Aim
Which lines of the records contain "this"? Collect every one of them.

Data records:
__________

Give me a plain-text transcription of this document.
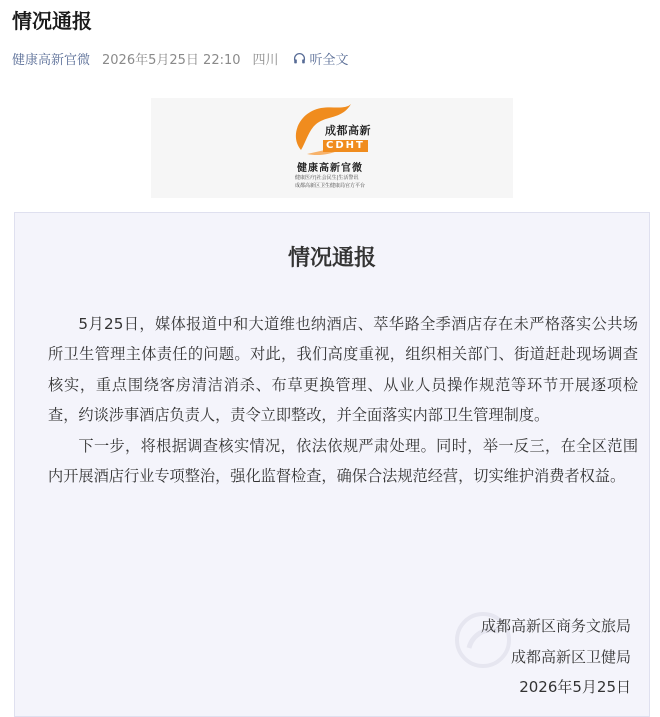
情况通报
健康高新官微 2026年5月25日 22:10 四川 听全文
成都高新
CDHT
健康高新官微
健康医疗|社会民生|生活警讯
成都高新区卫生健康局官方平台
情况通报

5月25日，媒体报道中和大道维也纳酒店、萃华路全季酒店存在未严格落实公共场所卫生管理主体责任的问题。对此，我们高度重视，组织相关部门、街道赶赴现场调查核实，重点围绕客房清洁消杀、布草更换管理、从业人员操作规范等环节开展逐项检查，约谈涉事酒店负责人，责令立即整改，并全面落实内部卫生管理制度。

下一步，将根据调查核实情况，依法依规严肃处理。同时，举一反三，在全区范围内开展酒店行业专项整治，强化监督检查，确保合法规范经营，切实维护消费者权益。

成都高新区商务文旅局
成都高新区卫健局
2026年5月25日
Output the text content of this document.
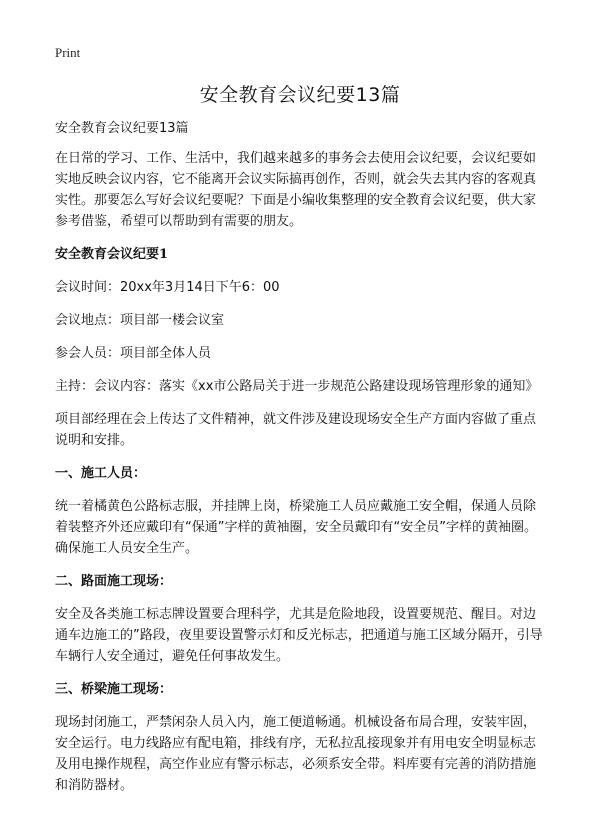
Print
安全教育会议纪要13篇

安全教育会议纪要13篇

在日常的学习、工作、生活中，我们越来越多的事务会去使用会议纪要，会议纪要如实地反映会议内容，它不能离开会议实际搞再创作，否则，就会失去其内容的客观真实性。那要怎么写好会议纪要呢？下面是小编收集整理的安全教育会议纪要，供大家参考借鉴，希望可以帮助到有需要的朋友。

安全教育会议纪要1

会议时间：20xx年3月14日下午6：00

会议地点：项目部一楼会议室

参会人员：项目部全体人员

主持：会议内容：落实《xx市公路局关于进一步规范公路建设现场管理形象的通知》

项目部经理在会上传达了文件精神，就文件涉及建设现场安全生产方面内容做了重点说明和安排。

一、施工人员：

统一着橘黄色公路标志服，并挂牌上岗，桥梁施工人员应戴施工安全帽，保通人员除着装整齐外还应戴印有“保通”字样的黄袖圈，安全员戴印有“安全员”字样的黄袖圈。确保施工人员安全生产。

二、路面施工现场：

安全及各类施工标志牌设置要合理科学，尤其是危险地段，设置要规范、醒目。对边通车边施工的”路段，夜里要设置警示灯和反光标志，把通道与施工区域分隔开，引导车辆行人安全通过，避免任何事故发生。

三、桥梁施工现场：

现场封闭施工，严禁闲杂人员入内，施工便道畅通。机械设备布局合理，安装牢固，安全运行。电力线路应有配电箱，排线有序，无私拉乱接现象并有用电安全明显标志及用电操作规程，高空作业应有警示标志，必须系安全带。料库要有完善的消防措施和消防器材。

__________

Exercise solution
Give me a plain-text transcription of this document.
Output the text content of this document.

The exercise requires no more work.